Задания:
**a)** Перепишите дословно часть текста о «Весне священной»: всё начиная со слов «К 100-летию создания» и вниз до слов «Театре Елисейских полей.».
**b)** Ответьте на вопросы по тексту о «Весне священной».
(i) Какого числа и в каком году «Русские балеты» представили балет в Париже?
(ii) Кто создал декорации к постановке?
(iii) Записи каких годов под управлением автора упоминаются в тексте?
------ Текст для чтения
К 100-летию создания балета «Весна священная»
29 мая 1913 года «Русские балеты» Дягилева в Париже представили балет «Весна священная» в хореографии Вацлава Нижинского на музыку Игоря Стравинского в декорациях Николая Рериха. Этот день вошел в историю музыки, балета, изобразительного искусства, историю культуры XX века. В год столетия «Весны» мы пытаемся вообразить, что именно увидели и услышали зрители в Театре Елисейских полей.
Историки музыки размышляют о том, как менялась интерпретация этой партитуры,
насколько разнились ее исполнения даже под управлением автора (на записях 1929 и 1940 годов), и, следовательно, как менялся взгляд Стравинского на свое творение, как музыка и ее автор постепенно отдалялись от Gesamtkunstwerk’a 1913 года.
Но при всех изменениях темпов, трактовок и смыслов, порождающих в том числе разные хореографические версии балета во второй половине XX и в начале XXI века, впечатление, которое «Весна священная» производит на слушателей, пожалуй, в главных чертах остается неизменным на протяжении всего столетия. И описывается оно сходным образом:
«Эта постановка была подобна атомной бомбе, опрокинувшей в 1913 году всю нашу технику письма, весь наш стиль» (Артюр Онеггер).
------------
------ Строки набора данных
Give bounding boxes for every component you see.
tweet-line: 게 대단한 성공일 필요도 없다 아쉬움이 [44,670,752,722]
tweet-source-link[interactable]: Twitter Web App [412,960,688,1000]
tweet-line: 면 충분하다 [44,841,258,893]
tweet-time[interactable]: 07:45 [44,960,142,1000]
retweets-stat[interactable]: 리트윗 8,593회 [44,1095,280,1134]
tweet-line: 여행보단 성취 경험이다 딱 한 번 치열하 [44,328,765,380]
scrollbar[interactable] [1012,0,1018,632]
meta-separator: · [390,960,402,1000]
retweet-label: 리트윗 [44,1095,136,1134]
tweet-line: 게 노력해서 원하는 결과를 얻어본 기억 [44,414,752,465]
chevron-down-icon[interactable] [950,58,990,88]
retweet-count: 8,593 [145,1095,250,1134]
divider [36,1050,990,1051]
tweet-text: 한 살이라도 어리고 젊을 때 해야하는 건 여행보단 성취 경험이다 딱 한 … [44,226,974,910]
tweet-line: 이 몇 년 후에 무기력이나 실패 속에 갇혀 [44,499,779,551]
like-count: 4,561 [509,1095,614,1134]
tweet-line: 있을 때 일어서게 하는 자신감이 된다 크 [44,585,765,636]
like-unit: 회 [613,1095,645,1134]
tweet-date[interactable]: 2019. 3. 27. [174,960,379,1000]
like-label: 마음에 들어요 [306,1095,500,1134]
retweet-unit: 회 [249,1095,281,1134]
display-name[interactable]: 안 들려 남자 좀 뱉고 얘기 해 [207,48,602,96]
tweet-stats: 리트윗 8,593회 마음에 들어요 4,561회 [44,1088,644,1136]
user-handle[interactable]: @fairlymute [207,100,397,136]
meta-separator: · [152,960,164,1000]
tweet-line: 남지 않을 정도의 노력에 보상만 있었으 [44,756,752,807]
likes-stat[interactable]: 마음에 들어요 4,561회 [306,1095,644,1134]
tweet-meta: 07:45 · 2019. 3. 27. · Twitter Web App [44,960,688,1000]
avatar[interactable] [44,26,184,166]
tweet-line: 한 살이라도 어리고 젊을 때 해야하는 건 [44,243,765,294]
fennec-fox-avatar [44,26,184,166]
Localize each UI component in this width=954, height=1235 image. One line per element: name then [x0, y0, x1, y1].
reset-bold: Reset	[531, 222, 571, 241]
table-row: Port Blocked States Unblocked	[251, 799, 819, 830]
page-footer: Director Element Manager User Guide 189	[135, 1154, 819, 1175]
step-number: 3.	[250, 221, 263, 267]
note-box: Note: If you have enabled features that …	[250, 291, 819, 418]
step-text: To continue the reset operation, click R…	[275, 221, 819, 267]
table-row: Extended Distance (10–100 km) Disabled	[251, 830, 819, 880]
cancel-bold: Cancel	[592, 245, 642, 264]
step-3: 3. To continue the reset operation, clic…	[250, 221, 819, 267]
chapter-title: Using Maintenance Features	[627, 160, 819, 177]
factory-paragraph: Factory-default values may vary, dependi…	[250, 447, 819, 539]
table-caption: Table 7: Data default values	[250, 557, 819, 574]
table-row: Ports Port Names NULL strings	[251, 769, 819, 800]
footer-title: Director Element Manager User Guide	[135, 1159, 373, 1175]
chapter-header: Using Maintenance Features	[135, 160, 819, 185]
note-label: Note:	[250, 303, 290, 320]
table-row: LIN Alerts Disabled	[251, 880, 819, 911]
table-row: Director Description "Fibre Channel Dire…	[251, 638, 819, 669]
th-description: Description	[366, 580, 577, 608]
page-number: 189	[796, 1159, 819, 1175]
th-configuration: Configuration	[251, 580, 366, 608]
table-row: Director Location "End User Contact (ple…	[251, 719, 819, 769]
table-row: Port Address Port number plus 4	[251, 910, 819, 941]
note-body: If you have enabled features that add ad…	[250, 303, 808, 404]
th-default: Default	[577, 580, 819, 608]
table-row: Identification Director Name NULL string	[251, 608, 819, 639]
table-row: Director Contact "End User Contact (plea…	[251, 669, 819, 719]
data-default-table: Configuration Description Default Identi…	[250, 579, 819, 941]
------------
Ответы к заданиям:
**a)**
К 100-летию создания балета «Весна священная»
29 мая 1913 года «Русские балеты» Дягилева в Париже представили балет «Весна священная» в хореографии Вацлава Нижинского на музыку Игоря Стравинского в декорациях Николая Рериха. Этот день вошел в историю музыки, балета, изобразительного искусства, историю культуры XX века. В год столетия «Весны» мы пытаемся вообразить, что именно увидели и услышали зрители в Театре Елисейских полей.

**b)**
(i) 29 мая 1913 года.
(ii) Николай Рерих.
(iii) 1929 и 1940 годов.